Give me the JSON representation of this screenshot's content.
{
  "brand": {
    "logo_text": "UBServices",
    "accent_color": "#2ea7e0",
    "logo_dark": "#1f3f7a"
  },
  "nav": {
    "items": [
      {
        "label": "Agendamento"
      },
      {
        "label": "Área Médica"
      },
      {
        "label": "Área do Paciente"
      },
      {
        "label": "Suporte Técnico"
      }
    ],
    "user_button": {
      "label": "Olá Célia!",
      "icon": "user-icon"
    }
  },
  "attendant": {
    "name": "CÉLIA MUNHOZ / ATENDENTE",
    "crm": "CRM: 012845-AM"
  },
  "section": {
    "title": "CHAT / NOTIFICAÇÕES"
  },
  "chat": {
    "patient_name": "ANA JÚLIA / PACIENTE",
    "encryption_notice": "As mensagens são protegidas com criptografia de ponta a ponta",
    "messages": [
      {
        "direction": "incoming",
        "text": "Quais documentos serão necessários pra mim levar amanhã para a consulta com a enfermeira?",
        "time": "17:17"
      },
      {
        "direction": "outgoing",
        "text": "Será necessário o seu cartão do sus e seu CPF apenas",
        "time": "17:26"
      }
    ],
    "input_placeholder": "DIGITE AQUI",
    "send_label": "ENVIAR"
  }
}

» **REQUIRED TASK**
Extract the complete listing above, reproducing each line exactly.

» **RESULT OF THE TASK**
Give me the JSON representation of this screenshot's content.
{
  "brand": {
    "logo_text": "UBServices",
    "accent_color": "#2ea7e0",
    "logo_dark": "#1f3f7a"
  },
  "nav": {
    "items": [
      {
        "label": "Agendamento"
      },
      {
        "label": "Área Médica"
      },
      {
        "label": "Área do Paciente"
      },
      {
        "label": "Suporte Técnico"
      }
    ],
    "user_button": {
      "label": "Olá Célia!",
      "icon": "user-icon"
    }
  },
  "attendant": {
    "name": "CÉLIA MUNHOZ / ATENDENTE",
    "crm": "CRM: 012845-AM"
  },
  "section": {
    "title": "CHAT / NOTIFICAÇÕES"
  },
  "chat": {
    "patient_name": "ANA JÚLIA / PACIENTE",
    "encryption_notice": "As mensagens são protegidas com criptografia de ponta a ponta",
    "messages": [
      {
        "direction": "incoming",
        "text": "Quais documentos serão necessários pra mim levar amanhã para a consulta com a enfermeira?",
        "time": "17:17"
      },
      {
        "direction": "outgoing",
        "text": "Será necessário o seu cartão do sus e seu CPF apenas",
        "time": "17:26"
      }
    ],
    "input_placeholder": "DIGITE AQUI",
    "send_label": "ENVIAR"
  }
}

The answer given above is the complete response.